*WHAT TO PRODUCE*. Return every line below in which "vibration" appears.
####
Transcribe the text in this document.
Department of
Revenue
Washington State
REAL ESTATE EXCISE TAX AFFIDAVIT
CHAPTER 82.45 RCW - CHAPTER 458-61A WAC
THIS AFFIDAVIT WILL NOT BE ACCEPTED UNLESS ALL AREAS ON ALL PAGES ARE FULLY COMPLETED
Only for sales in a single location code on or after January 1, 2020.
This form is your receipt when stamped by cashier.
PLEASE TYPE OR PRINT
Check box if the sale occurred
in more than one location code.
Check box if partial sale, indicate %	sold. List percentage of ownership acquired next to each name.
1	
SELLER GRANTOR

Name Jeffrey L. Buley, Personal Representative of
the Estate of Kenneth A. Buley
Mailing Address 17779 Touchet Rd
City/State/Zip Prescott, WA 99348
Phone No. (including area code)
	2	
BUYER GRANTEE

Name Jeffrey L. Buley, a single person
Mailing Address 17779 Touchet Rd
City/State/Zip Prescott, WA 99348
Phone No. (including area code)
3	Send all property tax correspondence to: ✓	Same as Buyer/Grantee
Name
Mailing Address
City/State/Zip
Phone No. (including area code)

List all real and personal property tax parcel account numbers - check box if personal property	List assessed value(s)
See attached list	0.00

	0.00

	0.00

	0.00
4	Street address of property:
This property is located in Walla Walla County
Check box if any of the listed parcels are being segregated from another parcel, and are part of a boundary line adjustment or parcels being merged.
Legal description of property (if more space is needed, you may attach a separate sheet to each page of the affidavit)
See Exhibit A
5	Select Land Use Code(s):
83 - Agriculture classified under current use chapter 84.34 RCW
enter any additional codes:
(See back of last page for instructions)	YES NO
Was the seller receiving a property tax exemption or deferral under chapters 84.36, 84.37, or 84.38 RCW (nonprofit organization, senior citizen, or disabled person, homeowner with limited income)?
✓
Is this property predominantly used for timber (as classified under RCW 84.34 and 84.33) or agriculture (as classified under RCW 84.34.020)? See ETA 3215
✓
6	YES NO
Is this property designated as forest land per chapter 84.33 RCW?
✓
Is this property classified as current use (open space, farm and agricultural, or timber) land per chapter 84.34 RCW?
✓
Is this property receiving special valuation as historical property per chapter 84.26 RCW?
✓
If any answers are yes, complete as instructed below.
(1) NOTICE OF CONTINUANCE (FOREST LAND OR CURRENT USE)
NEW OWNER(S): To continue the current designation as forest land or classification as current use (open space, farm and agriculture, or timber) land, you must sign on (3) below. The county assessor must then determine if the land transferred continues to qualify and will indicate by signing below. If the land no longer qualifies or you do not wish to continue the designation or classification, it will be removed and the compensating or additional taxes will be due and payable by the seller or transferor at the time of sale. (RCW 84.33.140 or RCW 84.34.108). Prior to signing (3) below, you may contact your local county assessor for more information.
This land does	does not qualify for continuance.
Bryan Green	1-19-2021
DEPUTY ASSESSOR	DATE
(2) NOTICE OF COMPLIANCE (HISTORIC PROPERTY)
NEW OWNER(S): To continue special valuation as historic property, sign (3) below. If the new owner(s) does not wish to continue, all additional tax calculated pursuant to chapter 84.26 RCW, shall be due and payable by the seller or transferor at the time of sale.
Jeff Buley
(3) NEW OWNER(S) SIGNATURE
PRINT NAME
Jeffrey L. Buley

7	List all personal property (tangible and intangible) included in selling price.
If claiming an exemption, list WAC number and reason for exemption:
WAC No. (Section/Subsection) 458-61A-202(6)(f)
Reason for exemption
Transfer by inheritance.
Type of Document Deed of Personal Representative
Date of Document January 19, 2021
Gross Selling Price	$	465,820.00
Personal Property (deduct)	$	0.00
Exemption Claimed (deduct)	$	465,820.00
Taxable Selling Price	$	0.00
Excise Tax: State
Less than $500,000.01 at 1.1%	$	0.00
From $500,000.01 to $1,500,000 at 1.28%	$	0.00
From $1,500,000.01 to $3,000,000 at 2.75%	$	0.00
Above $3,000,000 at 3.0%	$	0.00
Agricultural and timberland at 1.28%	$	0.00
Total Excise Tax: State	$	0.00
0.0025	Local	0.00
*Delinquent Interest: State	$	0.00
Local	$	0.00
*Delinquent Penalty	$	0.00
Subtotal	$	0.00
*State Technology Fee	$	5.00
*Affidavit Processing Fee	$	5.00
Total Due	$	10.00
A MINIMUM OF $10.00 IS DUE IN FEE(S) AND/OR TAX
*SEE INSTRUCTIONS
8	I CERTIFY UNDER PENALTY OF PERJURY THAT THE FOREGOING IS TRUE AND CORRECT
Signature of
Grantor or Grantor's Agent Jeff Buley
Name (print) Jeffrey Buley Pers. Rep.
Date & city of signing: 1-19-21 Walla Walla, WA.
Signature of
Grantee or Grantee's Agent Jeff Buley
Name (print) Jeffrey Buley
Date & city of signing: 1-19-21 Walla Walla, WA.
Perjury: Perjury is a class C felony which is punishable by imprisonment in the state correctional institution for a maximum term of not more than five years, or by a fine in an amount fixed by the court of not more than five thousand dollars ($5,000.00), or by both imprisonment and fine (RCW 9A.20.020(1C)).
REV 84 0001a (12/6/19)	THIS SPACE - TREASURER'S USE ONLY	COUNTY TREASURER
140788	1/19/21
####
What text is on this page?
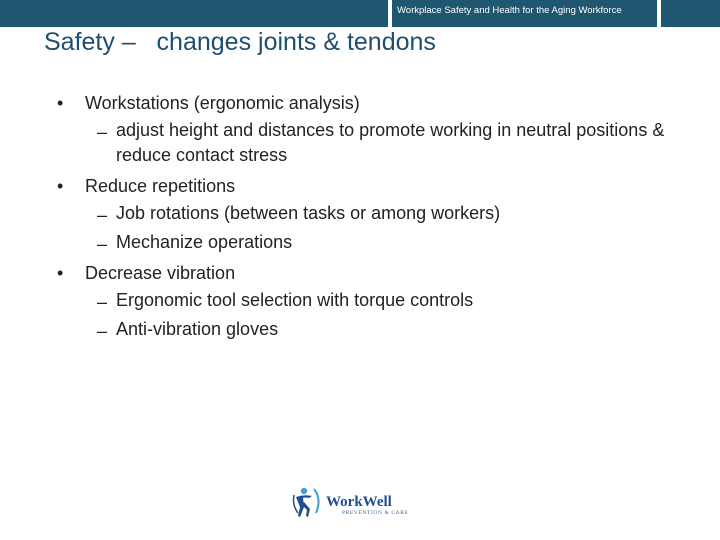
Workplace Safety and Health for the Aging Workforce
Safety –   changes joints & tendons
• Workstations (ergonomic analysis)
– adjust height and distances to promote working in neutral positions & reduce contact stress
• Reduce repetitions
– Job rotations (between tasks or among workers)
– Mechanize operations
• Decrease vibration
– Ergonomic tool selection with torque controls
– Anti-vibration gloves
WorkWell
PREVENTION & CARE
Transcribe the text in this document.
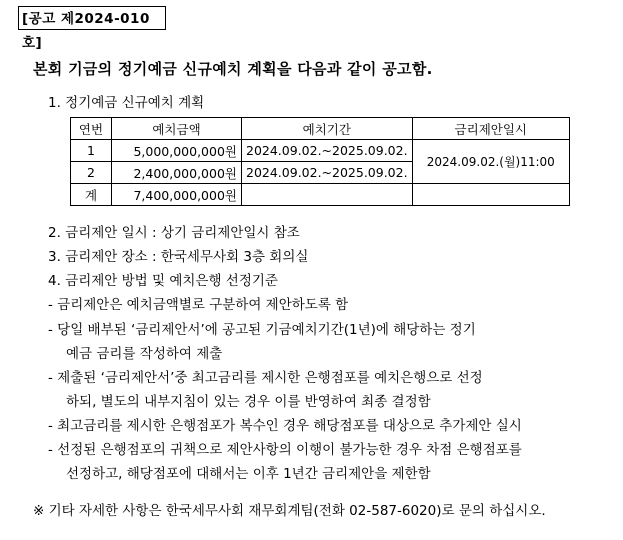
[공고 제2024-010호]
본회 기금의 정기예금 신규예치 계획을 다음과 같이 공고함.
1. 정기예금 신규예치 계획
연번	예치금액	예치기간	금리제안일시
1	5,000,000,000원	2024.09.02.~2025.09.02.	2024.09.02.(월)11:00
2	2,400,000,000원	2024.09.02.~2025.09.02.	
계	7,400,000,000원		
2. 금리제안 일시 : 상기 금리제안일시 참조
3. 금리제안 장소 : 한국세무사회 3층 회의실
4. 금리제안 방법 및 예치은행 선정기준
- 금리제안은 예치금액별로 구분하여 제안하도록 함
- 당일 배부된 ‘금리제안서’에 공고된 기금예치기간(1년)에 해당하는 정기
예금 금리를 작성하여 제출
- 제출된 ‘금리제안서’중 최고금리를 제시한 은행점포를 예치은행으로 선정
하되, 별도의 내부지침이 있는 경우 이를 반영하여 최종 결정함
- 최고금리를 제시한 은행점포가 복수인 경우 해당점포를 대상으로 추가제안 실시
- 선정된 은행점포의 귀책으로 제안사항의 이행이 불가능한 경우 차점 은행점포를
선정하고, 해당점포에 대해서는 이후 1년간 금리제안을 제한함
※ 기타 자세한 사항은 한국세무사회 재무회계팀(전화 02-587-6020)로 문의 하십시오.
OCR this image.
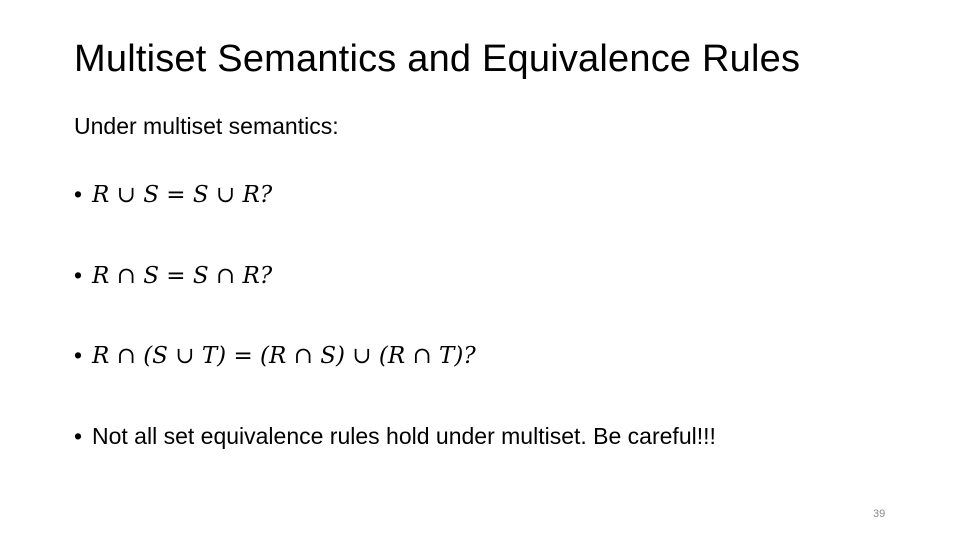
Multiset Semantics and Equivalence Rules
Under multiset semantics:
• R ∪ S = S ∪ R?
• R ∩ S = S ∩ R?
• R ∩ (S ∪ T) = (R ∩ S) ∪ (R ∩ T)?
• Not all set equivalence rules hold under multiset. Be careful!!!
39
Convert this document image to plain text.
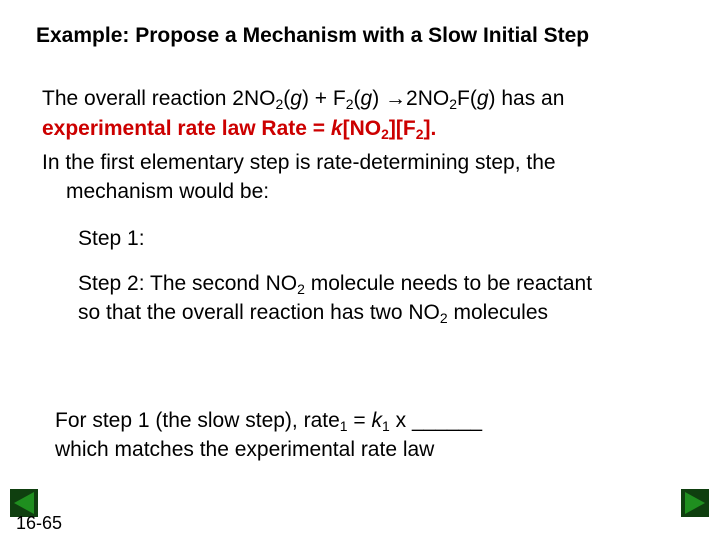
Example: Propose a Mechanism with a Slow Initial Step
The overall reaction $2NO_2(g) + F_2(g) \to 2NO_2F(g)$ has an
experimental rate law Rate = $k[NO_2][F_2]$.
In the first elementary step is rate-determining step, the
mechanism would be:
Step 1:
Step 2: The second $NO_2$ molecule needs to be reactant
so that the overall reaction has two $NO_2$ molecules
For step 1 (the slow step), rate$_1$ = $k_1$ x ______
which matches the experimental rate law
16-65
####
*ANSWER TO THIS EXERCISE*.
• Decrease vibration
– Anti-vibration gloves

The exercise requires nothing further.